• _Exercise materials_:
______________________________
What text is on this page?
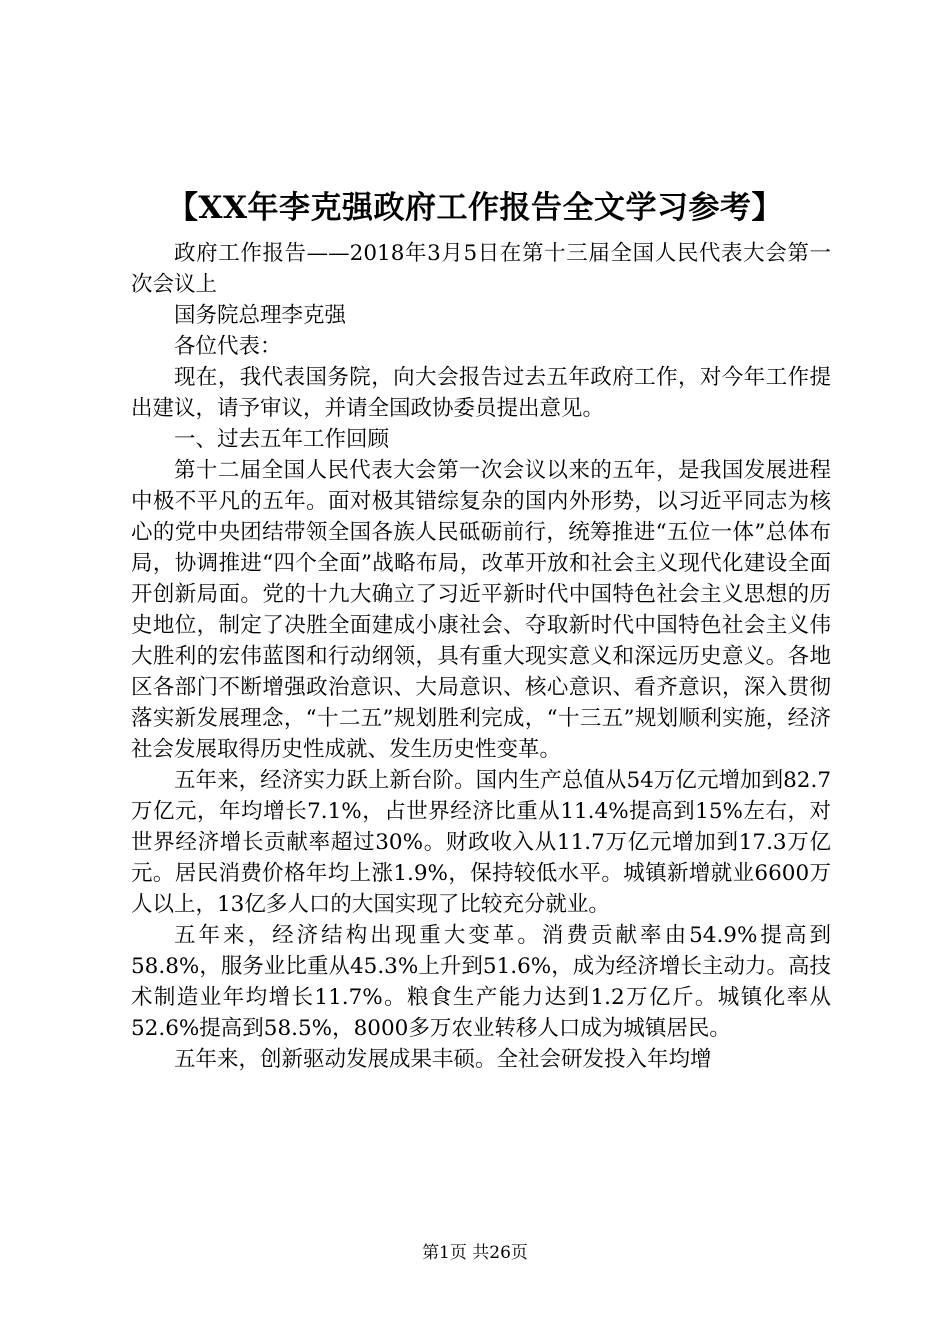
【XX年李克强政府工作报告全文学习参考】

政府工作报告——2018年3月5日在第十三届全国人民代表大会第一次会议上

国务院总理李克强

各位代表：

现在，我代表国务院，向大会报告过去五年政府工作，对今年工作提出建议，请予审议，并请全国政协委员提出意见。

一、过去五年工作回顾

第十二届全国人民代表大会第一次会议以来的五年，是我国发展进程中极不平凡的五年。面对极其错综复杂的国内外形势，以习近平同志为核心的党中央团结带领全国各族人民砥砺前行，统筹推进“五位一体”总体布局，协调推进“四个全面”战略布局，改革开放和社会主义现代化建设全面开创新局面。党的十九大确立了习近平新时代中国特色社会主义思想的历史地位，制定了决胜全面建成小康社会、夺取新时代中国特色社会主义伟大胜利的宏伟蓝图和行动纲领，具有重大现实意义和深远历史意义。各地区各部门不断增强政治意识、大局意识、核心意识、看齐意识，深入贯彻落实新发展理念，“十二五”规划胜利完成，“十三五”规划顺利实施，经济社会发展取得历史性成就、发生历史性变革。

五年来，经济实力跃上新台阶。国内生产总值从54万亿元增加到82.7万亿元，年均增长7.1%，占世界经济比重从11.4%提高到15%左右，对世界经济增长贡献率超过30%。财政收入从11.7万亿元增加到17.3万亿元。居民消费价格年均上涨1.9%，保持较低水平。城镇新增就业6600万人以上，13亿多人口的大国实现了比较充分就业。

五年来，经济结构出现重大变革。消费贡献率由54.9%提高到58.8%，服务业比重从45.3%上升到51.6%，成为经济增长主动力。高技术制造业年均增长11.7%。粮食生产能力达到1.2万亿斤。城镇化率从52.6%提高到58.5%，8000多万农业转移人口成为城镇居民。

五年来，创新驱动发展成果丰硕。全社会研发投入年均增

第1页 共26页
______________________________
• _Given task_: Make an exact copy of the whole listing, but don't bring over any pictures.

• _Solution to this exercise_:
What text is on this page?
【XX年李克强政府工作报告全文学习参考】

政府工作报告——2018年3月5日在第十三届全国人民代表大会第一次会议上

国务院总理李克强

各位代表：

现在，我代表国务院，向大会报告过去五年政府工作，对今年工作提出建议，请予审议，并请全国政协委员提出意见。

一、过去五年工作回顾

第十二届全国人民代表大会第一次会议以来的五年，是我国发展进程中极不平凡的五年。面对极其错综复杂的国内外形势，以习近平同志为核心的党中央团结带领全国各族人民砥砺前行，统筹推进“五位一体”总体布局，协调推进“四个全面”战略布局，改革开放和社会主义现代化建设全面开创新局面。党的十九大确立了习近平新时代中国特色社会主义思想的历史地位，制定了决胜全面建成小康社会、夺取新时代中国特色社会主义伟大胜利的宏伟蓝图和行动纲领，具有重大现实意义和深远历史意义。各地区各部门不断增强政治意识、大局意识、核心意识、看齐意识，深入贯彻落实新发展理念，“十二五”规划胜利完成，“十三五”规划顺利实施，经济社会发展取得历史性成就、发生历史性变革。

五年来，经济实力跃上新台阶。国内生产总值从54万亿元增加到82.7万亿元，年均增长7.1%，占世界经济比重从11.4%提高到15%左右，对世界经济增长贡献率超过30%。财政收入从11.7万亿元增加到17.3万亿元。居民消费价格年均上涨1.9%，保持较低水平。城镇新增就业6600万人以上，13亿多人口的大国实现了比较充分就业。

五年来，经济结构出现重大变革。消费贡献率由54.9%提高到58.8%，服务业比重从45.3%上升到51.6%，成为经济增长主动力。高技术制造业年均增长11.7%。粮食生产能力达到1.2万亿斤。城镇化率从52.6%提高到58.5%，8000多万农业转移人口成为城镇居民。

五年来，创新驱动发展成果丰硕。全社会研发投入年均增

第1页 共26页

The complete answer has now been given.